* [TASK DETAILS] Your answer is a single number: how many lines hold the word "kraj"?

***** DATA EXCERPTS *****

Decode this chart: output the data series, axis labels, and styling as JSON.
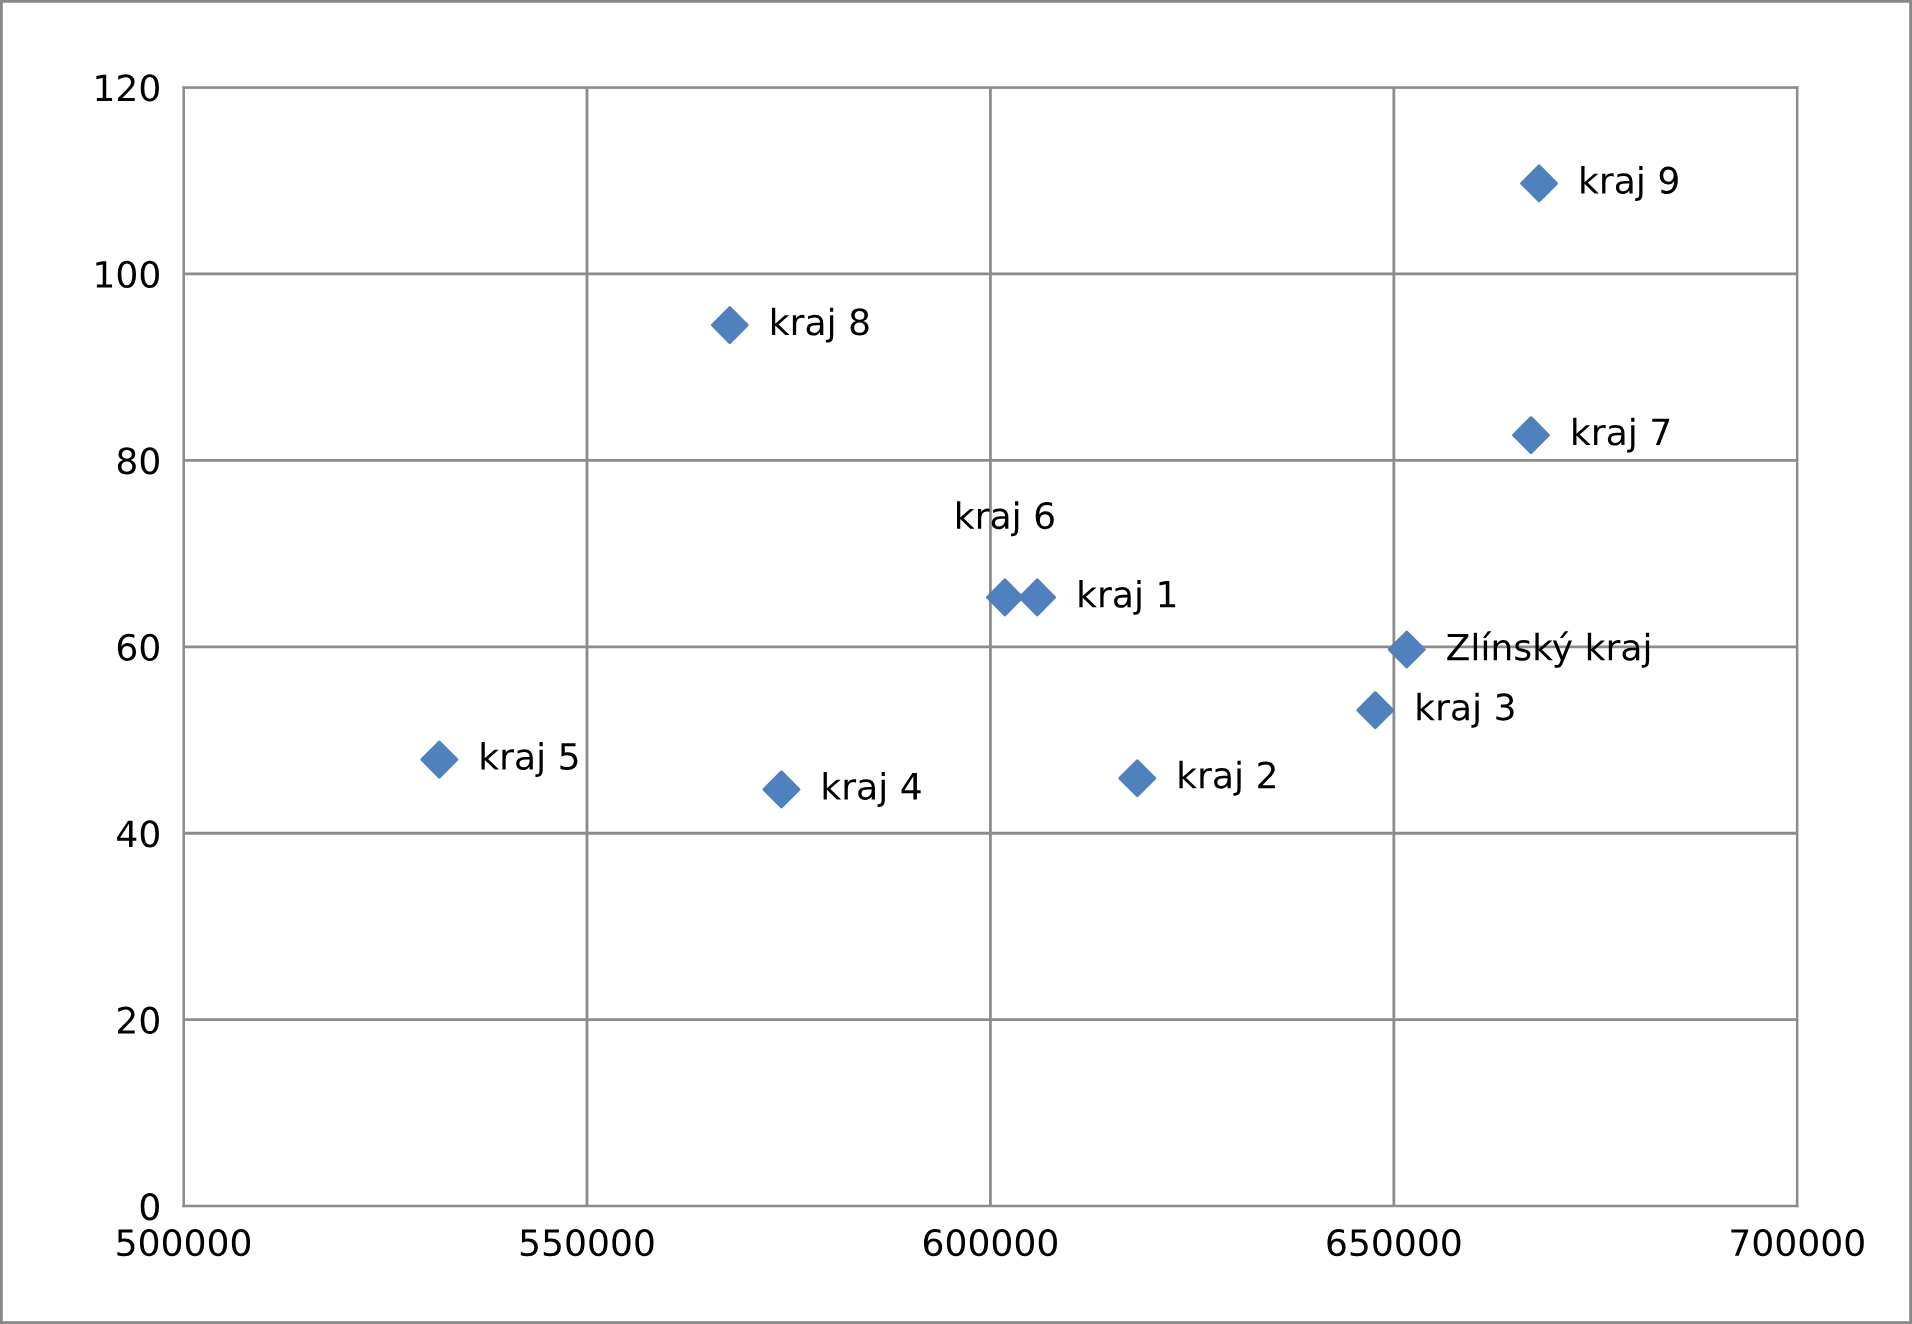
{
  "chart_data": {
    "type": "scatter",
    "x": [
      605800,
      618200,
      647700,
      574100,
      531700,
      601800,
      667000,
      567700,
      668000,
      651600
    ],
    "values": [
      65.3,
      45.9,
      53.2,
      44.7,
      47.9,
      65.3,
      82.7,
      94.5,
      109.7,
      59.7
    ],
    "color": "#4f81bd",
    "marker": "diamond",
    "grid": true,
    "xlim": [
      500000,
      700000
    ],
    "xticks": [
      500000,
      550000,
      600000,
      650000,
      700000
    ],
    "ylim": [
      0,
      120
    ],
    "yticks": [
      0,
      20,
      40,
      60,
      80,
      100,
      120
    ],
    "annotations": [
      {
        "text": "kraj 1",
        "x": 605800,
        "y": 65.3
      },
      {
        "text": "kraj 2",
        "x": 618200,
        "y": 45.9
      },
      {
        "text": "kraj 3",
        "x": 647700,
        "y": 53.2
      },
      {
        "text": "kraj 4",
        "x": 574100,
        "y": 44.7
      },
      {
        "text": "kraj 5",
        "x": 531700,
        "y": 47.9
      },
      {
        "text": "kraj 6",
        "x": 601800,
        "y": 65.3
      },
      {
        "text": "kraj 7",
        "x": 667000,
        "y": 82.7
      },
      {
        "text": "kraj 8",
        "x": 567700,
        "y": 94.5
      },
      {
        "text": "kraj 9",
        "x": 668000,
        "y": 109.7
      },
      {
        "text": "Zlínský kraj",
        "x": 651600,
        "y": 59.7
      }
    ]
  }
}
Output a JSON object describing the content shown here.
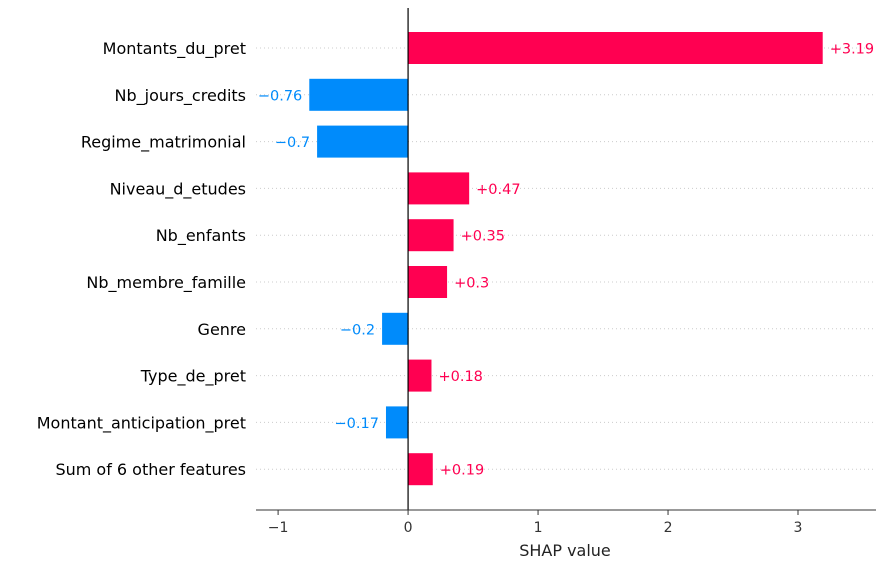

*****

* [RESPONSE TO THIS EXERCISE] 10